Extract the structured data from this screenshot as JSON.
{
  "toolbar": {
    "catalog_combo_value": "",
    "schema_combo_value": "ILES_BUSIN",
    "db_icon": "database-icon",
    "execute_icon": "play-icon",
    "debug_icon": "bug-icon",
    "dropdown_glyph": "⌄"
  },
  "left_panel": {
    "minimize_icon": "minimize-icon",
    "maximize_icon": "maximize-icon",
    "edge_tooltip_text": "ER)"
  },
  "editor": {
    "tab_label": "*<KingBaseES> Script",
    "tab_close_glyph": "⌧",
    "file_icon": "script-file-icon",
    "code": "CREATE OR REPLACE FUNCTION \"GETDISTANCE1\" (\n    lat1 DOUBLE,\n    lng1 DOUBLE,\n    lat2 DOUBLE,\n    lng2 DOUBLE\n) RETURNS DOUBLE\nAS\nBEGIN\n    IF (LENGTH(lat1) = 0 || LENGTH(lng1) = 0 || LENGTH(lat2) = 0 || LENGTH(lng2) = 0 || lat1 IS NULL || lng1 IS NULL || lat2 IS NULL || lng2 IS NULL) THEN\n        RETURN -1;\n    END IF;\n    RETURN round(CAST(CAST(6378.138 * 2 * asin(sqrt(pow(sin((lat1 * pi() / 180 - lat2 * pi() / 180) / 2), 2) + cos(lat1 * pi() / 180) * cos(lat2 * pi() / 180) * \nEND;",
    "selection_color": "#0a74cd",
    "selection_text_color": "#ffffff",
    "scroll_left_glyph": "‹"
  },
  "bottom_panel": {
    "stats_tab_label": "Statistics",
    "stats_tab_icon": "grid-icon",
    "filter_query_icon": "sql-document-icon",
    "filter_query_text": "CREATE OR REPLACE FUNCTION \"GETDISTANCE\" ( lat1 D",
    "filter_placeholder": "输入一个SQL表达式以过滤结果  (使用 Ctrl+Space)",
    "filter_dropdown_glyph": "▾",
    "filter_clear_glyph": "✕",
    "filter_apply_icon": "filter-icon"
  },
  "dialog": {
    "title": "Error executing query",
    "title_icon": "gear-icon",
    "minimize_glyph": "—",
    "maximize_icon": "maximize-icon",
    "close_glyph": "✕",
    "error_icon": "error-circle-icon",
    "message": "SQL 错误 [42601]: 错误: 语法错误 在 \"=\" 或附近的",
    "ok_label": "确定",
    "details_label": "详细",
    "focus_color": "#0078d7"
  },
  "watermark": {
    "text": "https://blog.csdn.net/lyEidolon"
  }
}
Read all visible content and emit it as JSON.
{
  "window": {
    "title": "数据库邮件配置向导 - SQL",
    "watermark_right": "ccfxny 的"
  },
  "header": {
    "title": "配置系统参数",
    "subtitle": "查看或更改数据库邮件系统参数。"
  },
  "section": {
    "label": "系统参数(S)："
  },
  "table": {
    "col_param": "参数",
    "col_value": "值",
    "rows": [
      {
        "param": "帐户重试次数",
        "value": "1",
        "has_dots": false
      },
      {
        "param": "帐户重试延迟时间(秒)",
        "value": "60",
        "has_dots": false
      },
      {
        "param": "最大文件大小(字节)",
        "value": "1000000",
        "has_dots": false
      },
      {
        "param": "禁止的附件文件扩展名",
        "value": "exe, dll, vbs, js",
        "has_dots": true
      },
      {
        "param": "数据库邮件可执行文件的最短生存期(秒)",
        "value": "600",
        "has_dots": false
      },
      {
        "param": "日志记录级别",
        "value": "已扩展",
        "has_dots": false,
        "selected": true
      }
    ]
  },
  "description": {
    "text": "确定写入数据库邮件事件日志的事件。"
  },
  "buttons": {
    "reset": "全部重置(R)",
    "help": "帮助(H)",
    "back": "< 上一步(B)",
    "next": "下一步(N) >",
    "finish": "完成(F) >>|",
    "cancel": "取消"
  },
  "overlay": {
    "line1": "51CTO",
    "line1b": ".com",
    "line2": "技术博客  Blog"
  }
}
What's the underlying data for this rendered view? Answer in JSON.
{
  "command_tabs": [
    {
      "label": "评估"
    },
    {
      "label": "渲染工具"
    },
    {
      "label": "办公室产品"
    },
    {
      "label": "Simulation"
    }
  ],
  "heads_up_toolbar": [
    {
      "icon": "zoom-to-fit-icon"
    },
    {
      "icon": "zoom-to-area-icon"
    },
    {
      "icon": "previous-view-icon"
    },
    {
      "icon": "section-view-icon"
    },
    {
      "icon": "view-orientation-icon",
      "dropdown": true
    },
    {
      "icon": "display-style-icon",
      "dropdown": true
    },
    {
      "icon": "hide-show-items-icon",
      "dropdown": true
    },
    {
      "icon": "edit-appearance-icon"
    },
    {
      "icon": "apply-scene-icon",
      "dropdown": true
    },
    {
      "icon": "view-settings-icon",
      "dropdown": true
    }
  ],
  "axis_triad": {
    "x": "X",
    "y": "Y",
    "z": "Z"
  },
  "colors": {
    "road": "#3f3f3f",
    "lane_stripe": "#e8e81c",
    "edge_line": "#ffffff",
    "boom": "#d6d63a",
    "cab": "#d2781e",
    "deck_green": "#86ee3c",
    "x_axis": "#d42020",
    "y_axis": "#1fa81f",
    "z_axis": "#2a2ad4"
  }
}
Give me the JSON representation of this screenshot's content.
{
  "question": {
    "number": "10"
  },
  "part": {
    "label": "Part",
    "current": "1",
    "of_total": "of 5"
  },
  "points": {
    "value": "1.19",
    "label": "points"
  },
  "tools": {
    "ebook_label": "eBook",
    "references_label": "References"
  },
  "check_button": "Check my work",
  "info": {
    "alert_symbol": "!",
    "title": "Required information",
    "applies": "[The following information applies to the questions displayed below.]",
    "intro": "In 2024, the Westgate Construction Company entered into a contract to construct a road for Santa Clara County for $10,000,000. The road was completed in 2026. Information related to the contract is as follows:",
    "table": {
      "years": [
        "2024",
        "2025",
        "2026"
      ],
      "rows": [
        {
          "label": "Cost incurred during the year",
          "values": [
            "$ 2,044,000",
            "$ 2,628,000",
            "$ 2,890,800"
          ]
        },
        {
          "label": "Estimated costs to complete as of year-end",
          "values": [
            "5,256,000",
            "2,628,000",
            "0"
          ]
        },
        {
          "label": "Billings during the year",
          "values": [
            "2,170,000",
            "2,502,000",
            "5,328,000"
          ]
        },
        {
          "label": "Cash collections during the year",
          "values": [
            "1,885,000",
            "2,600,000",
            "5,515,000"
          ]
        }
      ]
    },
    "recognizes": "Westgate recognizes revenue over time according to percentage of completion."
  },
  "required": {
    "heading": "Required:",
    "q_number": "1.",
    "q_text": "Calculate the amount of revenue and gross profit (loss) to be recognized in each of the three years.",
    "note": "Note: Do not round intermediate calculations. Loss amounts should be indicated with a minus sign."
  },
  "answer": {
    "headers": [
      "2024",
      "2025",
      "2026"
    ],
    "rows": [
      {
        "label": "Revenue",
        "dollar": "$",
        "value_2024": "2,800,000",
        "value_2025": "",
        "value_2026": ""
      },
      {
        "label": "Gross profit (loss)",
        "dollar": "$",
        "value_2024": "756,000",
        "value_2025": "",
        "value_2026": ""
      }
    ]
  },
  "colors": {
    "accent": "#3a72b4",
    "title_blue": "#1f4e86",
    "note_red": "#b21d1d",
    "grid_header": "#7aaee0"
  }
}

········

WORK TO DO: Write the data back out verbatim.

EXERCISE OUTPUT:
Extract the structured data from this screenshot as JSON.
{
  "toolbar": {
    "catalog_combo_value": "",
    "schema_combo_value": "ILES_BUSIN",
    "db_icon": "database-icon",
    "execute_icon": "play-icon",
    "debug_icon": "bug-icon",
    "dropdown_glyph": "⌄"
  },
  "left_panel": {
    "minimize_icon": "minimize-icon",
    "maximize_icon": "maximize-icon",
    "edge_tooltip_text": "ER)"
  },
  "editor": {
    "tab_label": "*<KingBaseES> Script",
    "tab_close_glyph": "⌧",
    "file_icon": "script-file-icon",
    "code": "CREATE OR REPLACE FUNCTION \"GETDISTANCE1\" (\n    lat1 DOUBLE,\n    lng1 DOUBLE,\n    lat2 DOUBLE,\n    lng2 DOUBLE\n) RETURNS DOUBLE\nAS\nBEGIN\n    IF (LENGTH(lat1) = 0 || LENGTH(lng1) = 0 || LENGTH(lat2) = 0 || LENGTH(lng2) = 0 || lat1 IS NULL || lng1 IS NULL || lat2 IS NULL || lng2 IS NULL) THEN\n        RETURN -1;\n    END IF;\n    RETURN round(CAST(CAST(6378.138 * 2 * asin(sqrt(pow(sin((lat1 * pi() / 180 - lat2 * pi() / 180) / 2), 2) + cos(lat1 * pi() / 180) * cos(lat2 * pi() / 180) * \nEND;",
    "selection_color": "#0a74cd",
    "selection_text_color": "#ffffff",
    "scroll_left_glyph": "‹"
  },
  "bottom_panel": {
    "stats_tab_label": "Statistics",
    "stats_tab_icon": "grid-icon",
    "filter_query_icon": "sql-document-icon",
    "filter_query_text": "CREATE OR REPLACE FUNCTION \"GETDISTANCE\" ( lat1 D",
    "filter_placeholder": "输入一个SQL表达式以过滤结果  (使用 Ctrl+Space)",
    "filter_dropdown_glyph": "▾",
    "filter_clear_glyph": "✕",
    "filter_apply_icon": "filter-icon"
  },
  "dialog": {
    "title": "Error executing query",
    "title_icon": "gear-icon",
    "minimize_glyph": "—",
    "maximize_icon": "maximize-icon",
    "close_glyph": "✕",
    "error_icon": "error-circle-icon",
    "message": "SQL 错误 [42601]: 错误: 语法错误 在 \"=\" 或附近的",
    "ok_label": "确定",
    "details_label": "详细",
    "focus_color": "#0078d7"
  },
  "watermark": {
    "text": "https://blog.csdn.net/lyEidolon"
  }
}
Read all visible content and emit it as JSON.
{
  "window": {
    "title": "数据库邮件配置向导 - SQL",
    "watermark_right": "ccfxny 的"
  },
  "header": {
    "title": "配置系统参数",
    "subtitle": "查看或更改数据库邮件系统参数。"
  },
  "section": {
    "label": "系统参数(S)："
  },
  "table": {
    "col_param": "参数",
    "col_value": "值",
    "rows": [
      {
        "param": "帐户重试次数",
        "value": "1",
        "has_dots": false
      },
      {
        "param": "帐户重试延迟时间(秒)",
        "value": "60",
        "has_dots": false
      },
      {
        "param": "最大文件大小(字节)",
        "value": "1000000",
        "has_dots": false
      },
      {
        "param": "禁止的附件文件扩展名",
        "value": "exe, dll, vbs, js",
        "has_dots": true
      },
      {
        "param": "数据库邮件可执行文件的最短生存期(秒)",
        "value": "600",
        "has_dots": false
      },
      {
        "param": "日志记录级别",
        "value": "已扩展",
        "has_dots": false,
        "selected": true
      }
    ]
  },
  "description": {
    "text": "确定写入数据库邮件事件日志的事件。"
  },
  "buttons": {
    "reset": "全部重置(R)",
    "help": "帮助(H)",
    "back": "< 上一步(B)",
    "next": "下一步(N) >",
    "finish": "完成(F) >>|",
    "cancel": "取消"
  },
  "overlay": {
    "line1": "51CTO",
    "line1b": ".com",
    "line2": "技术博客  Blog"
  }
}
What's the underlying data for this rendered view? Answer in JSON.
{
  "command_tabs": [
    {
      "label": "评估"
    },
    {
      "label": "渲染工具"
    },
    {
      "label": "办公室产品"
    },
    {
      "label": "Simulation"
    }
  ],
  "heads_up_toolbar": [
    {
      "icon": "zoom-to-fit-icon"
    },
    {
      "icon": "zoom-to-area-icon"
    },
    {
      "icon": "previous-view-icon"
    },
    {
      "icon": "section-view-icon"
    },
    {
      "icon": "view-orientation-icon",
      "dropdown": true
    },
    {
      "icon": "display-style-icon",
      "dropdown": true
    },
    {
      "icon": "hide-show-items-icon",
      "dropdown": true
    },
    {
      "icon": "edit-appearance-icon"
    },
    {
      "icon": "apply-scene-icon",
      "dropdown": true
    },
    {
      "icon": "view-settings-icon",
      "dropdown": true
    }
  ],
  "axis_triad": {
    "x": "X",
    "y": "Y",
    "z": "Z"
  },
  "colors": {
    "road": "#3f3f3f",
    "lane_stripe": "#e8e81c",
    "edge_line": "#ffffff",
    "boom": "#d6d63a",
    "cab": "#d2781e",
    "deck_green": "#86ee3c",
    "x_axis": "#d42020",
    "y_axis": "#1fa81f",
    "z_axis": "#2a2ad4"
  }
}
Give me the JSON representation of this screenshot's content.
{
  "question": {
    "number": "10"
  },
  "part": {
    "label": "Part",
    "current": "1",
    "of_total": "of 5"
  },
  "points": {
    "value": "1.19",
    "label": "points"
  },
  "tools": {
    "ebook_label": "eBook",
    "references_label": "References"
  },
  "check_button": "Check my work",
  "info": {
    "alert_symbol": "!",
    "title": "Required information",
    "applies": "[The following information applies to the questions displayed below.]",
    "intro": "In 2024, the Westgate Construction Company entered into a contract to construct a road for Santa Clara County for $10,000,000. The road was completed in 2026. Information related to the contract is as follows:",
    "table": {
      "years": [
        "2024",
        "2025",
        "2026"
      ],
      "rows": [
        {
          "label": "Cost incurred during the year",
          "values": [
            "$ 2,044,000",
            "$ 2,628,000",
            "$ 2,890,800"
          ]
        },
        {
          "label": "Estimated costs to complete as of year-end",
          "values": [
            "5,256,000",
            "2,628,000",
            "0"
          ]
        },
        {
          "label": "Billings during the year",
          "values": [
            "2,170,000",
            "2,502,000",
            "5,328,000"
          ]
        },
        {
          "label": "Cash collections during the year",
          "values": [
            "1,885,000",
            "2,600,000",
            "5,515,000"
          ]
        }
      ]
    },
    "recognizes": "Westgate recognizes revenue over time according to percentage of completion."
  },
  "required": {
    "heading": "Required:",
    "q_number": "1.",
    "q_text": "Calculate the amount of revenue and gross profit (loss) to be recognized in each of the three years.",
    "note": "Note: Do not round intermediate calculations. Loss amounts should be indicated with a minus sign."
  },
  "answer": {
    "headers": [
      "2024",
      "2025",
      "2026"
    ],
    "rows": [
      {
        "label": "Revenue",
        "dollar": "$",
        "value_2024": "2,800,000",
        "value_2025": "",
        "value_2026": ""
      },
      {
        "label": "Gross profit (loss)",
        "dollar": "$",
        "value_2024": "756,000",
        "value_2025": "",
        "value_2026": ""
      }
    ]
  },
  "colors": {
    "accent": "#3a72b4",
    "title_blue": "#1f4e86",
    "note_red": "#b21d1d",
    "grid_header": "#7aaee0"
  }
}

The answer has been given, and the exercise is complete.